## [RECORD EXCERPTS]

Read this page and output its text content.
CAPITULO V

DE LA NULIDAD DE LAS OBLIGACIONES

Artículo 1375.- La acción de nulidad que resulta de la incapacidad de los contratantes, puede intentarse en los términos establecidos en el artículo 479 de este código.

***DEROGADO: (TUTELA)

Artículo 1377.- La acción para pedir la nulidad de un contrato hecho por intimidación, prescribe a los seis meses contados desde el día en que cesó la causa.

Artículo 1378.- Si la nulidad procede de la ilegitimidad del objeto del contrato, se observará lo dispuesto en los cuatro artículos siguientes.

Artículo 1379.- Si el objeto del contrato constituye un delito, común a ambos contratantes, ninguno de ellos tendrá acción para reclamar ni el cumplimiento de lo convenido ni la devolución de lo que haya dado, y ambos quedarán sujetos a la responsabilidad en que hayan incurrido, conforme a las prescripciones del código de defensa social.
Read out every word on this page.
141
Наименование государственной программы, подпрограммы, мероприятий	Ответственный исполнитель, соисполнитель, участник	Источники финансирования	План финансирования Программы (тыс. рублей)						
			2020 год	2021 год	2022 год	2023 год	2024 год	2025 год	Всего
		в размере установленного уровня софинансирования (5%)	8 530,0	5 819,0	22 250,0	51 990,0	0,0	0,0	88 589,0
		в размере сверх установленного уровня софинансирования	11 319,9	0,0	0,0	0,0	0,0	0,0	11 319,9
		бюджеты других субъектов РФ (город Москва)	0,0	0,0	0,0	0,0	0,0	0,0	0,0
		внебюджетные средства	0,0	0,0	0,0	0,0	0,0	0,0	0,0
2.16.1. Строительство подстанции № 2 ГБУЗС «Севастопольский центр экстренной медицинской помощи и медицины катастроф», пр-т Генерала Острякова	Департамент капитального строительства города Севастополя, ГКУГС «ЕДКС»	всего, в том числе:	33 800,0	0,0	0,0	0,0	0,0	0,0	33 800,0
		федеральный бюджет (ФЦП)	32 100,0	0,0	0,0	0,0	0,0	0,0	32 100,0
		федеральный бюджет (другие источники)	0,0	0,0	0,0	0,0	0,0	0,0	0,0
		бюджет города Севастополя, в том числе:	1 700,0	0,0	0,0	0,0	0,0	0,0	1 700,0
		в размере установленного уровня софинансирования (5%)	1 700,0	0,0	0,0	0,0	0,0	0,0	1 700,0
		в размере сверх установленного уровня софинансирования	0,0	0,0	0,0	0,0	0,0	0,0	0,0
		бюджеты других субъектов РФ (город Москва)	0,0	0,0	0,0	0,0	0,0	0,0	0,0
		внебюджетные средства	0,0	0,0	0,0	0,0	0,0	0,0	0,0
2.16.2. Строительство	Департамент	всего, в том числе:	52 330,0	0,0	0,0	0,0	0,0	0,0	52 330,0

## [GIVEN REQUEST]
Each record above should be output again exactly.

## [ANSWER TO THE TASK]
Read this page and output its text content.
CAPITULO V

DE LA NULIDAD DE LAS OBLIGACIONES

Artículo 1375.- La acción de nulidad que resulta de la incapacidad de los contratantes, puede intentarse en los términos establecidos en el artículo 479 de este código.

***DEROGADO: (TUTELA)

Artículo 1377.- La acción para pedir la nulidad de un contrato hecho por intimidación, prescribe a los seis meses contados desde el día en que cesó la causa.

Artículo 1378.- Si la nulidad procede de la ilegitimidad del objeto del contrato, se observará lo dispuesto en los cuatro artículos siguientes.

Artículo 1379.- Si el objeto del contrato constituye un delito, común a ambos contratantes, ninguno de ellos tendrá acción para reclamar ni el cumplimiento de lo convenido ni la devolución de lo que haya dado, y ambos quedarán sujetos a la responsabilidad en que hayan incurrido, conforme a las prescripciones del código de defensa social.
Read out every word on this page.
141
Наименование государственной программы, подпрограммы, мероприятий	Ответственный исполнитель, соисполнитель, участник	Источники финансирования	План финансирования Программы (тыс. рублей)						
			2020 год	2021 год	2022 год	2023 год	2024 год	2025 год	Всего
		в размере установленного уровня софинансирования (5%)	8 530,0	5 819,0	22 250,0	51 990,0	0,0	0,0	88 589,0
		в размере сверх установленного уровня софинансирования	11 319,9	0,0	0,0	0,0	0,0	0,0	11 319,9
		бюджеты других субъектов РФ (город Москва)	0,0	0,0	0,0	0,0	0,0	0,0	0,0
		внебюджетные средства	0,0	0,0	0,0	0,0	0,0	0,0	0,0
2.16.1. Строительство подстанции № 2 ГБУЗС «Севастопольский центр экстренной медицинской помощи и медицины катастроф», пр-т Генерала Острякова	Департамент капитального строительства города Севастополя, ГКУГС «ЕДКС»	всего, в том числе:	33 800,0	0,0	0,0	0,0	0,0	0,0	33 800,0
		федеральный бюджет (ФЦП)	32 100,0	0,0	0,0	0,0	0,0	0,0	32 100,0
		федеральный бюджет (другие источники)	0,0	0,0	0,0	0,0	0,0	0,0	0,0
		бюджет города Севастополя, в том числе:	1 700,0	0,0	0,0	0,0	0,0	0,0	1 700,0
		в размере установленного уровня софинансирования (5%)	1 700,0	0,0	0,0	0,0	0,0	0,0	1 700,0
		в размере сверх установленного уровня софинансирования	0,0	0,0	0,0	0,0	0,0	0,0	0,0
		бюджеты других субъектов РФ (город Москва)	0,0	0,0	0,0	0,0	0,0	0,0	0,0
		внебюджетные средства	0,0	0,0	0,0	0,0	0,0	0,0	0,0
2.16.2. Строительство	Департамент	всего, в том числе:	52 330,0	0,0	0,0	0,0	0,0	0,0	52 330,0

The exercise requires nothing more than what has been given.